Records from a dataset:
--- Begin ---
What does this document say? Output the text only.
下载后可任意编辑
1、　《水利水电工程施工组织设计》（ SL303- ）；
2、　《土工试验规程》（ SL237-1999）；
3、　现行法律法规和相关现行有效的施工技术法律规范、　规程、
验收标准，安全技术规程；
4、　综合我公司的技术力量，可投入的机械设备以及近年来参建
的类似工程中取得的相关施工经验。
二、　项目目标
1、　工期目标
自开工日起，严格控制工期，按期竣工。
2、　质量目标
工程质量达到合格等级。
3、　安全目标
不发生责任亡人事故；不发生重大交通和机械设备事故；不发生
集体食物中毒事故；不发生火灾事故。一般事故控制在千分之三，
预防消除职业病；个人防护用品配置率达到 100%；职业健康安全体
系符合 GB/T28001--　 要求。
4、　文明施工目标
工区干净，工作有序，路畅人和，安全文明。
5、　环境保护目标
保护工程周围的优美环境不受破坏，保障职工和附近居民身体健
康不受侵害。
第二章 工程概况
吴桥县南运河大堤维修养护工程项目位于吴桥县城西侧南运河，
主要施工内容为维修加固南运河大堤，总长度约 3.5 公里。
--- End ---
--- Begin ---
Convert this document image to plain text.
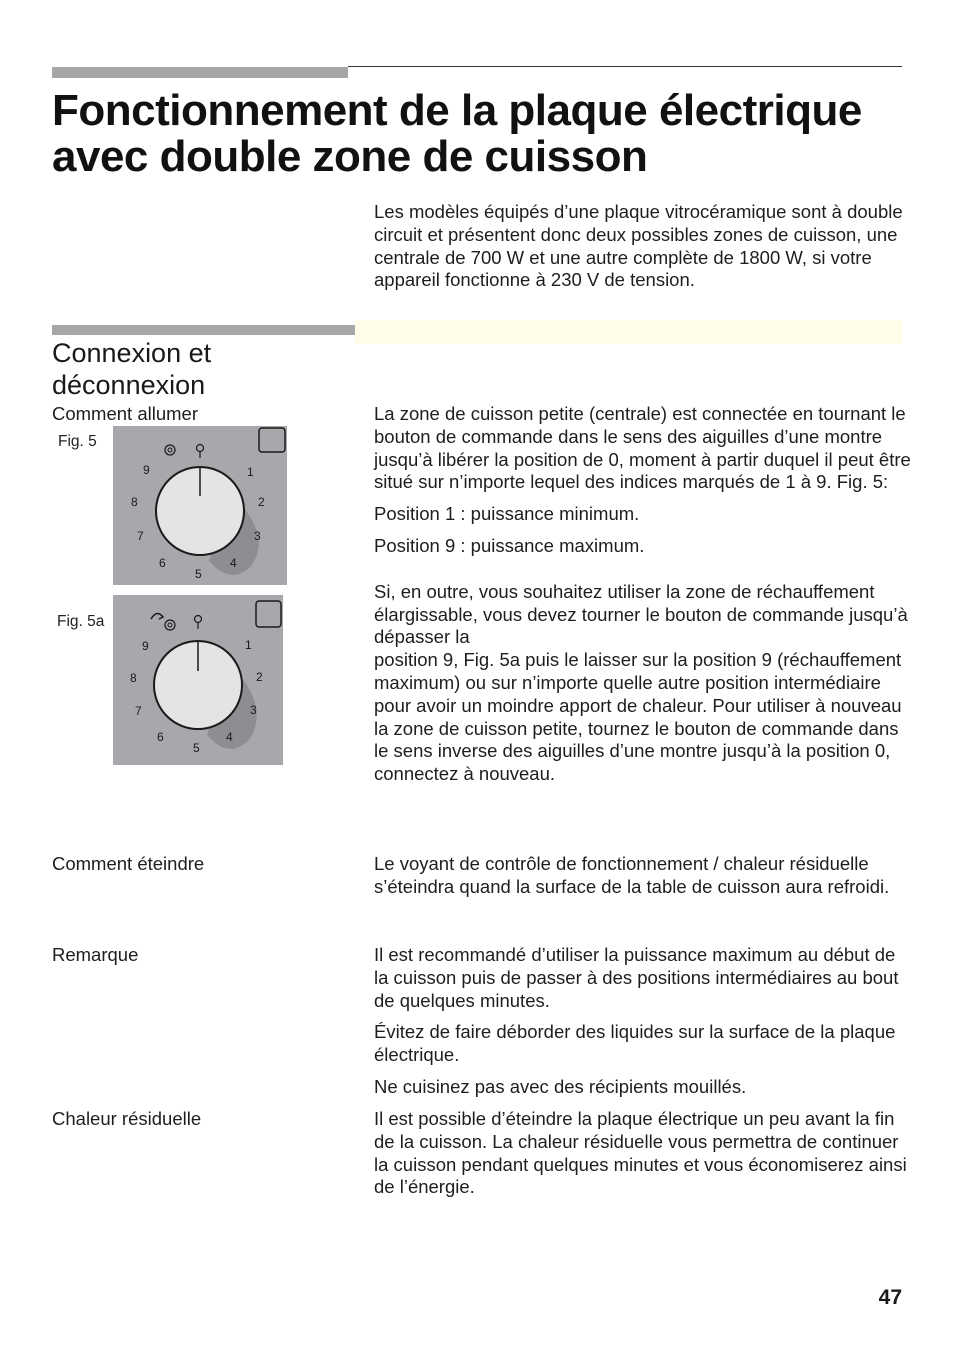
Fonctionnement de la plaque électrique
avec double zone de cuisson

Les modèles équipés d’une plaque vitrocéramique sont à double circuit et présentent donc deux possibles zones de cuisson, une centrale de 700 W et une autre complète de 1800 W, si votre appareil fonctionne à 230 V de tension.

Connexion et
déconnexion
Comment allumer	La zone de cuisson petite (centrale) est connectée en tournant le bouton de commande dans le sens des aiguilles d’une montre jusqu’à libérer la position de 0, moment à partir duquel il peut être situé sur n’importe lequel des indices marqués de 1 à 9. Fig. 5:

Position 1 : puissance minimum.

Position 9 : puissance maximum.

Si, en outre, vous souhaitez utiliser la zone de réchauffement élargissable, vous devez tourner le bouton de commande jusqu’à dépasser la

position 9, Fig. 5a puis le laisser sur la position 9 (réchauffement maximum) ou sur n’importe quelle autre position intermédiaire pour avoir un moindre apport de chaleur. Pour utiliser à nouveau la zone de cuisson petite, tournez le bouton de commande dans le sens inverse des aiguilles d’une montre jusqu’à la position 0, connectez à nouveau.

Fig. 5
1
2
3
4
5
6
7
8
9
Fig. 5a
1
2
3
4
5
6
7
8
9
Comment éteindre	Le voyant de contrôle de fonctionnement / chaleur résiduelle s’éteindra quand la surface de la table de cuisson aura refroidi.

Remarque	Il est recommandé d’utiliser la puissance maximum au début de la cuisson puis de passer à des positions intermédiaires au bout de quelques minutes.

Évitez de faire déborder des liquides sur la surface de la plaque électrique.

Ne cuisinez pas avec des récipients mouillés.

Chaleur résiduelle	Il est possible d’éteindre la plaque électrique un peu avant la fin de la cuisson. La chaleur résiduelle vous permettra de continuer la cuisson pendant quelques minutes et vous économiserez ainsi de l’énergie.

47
--- End ---
Goal of the exercise: Find the word "centrale" and list each line it appears in.

Complete answer:
Les modèles équipés d’une plaque vitrocéramique sont à double circuit et présentent donc deux possibles zones de cuisson, une centrale de 700 W et une autre complète de 1800 W, si votre appareil fonctionne à 230 V de tension.
Comment allumer	La zone de cuisson petite (centrale) est connectée en tournant le bouton de commande dans le sens des aiguilles d’une montre jusqu’à libérer la position de 0, moment à partir duquel il peut être situé sur n’importe lequel des indices marqués de 1 à 9. Fig. 5:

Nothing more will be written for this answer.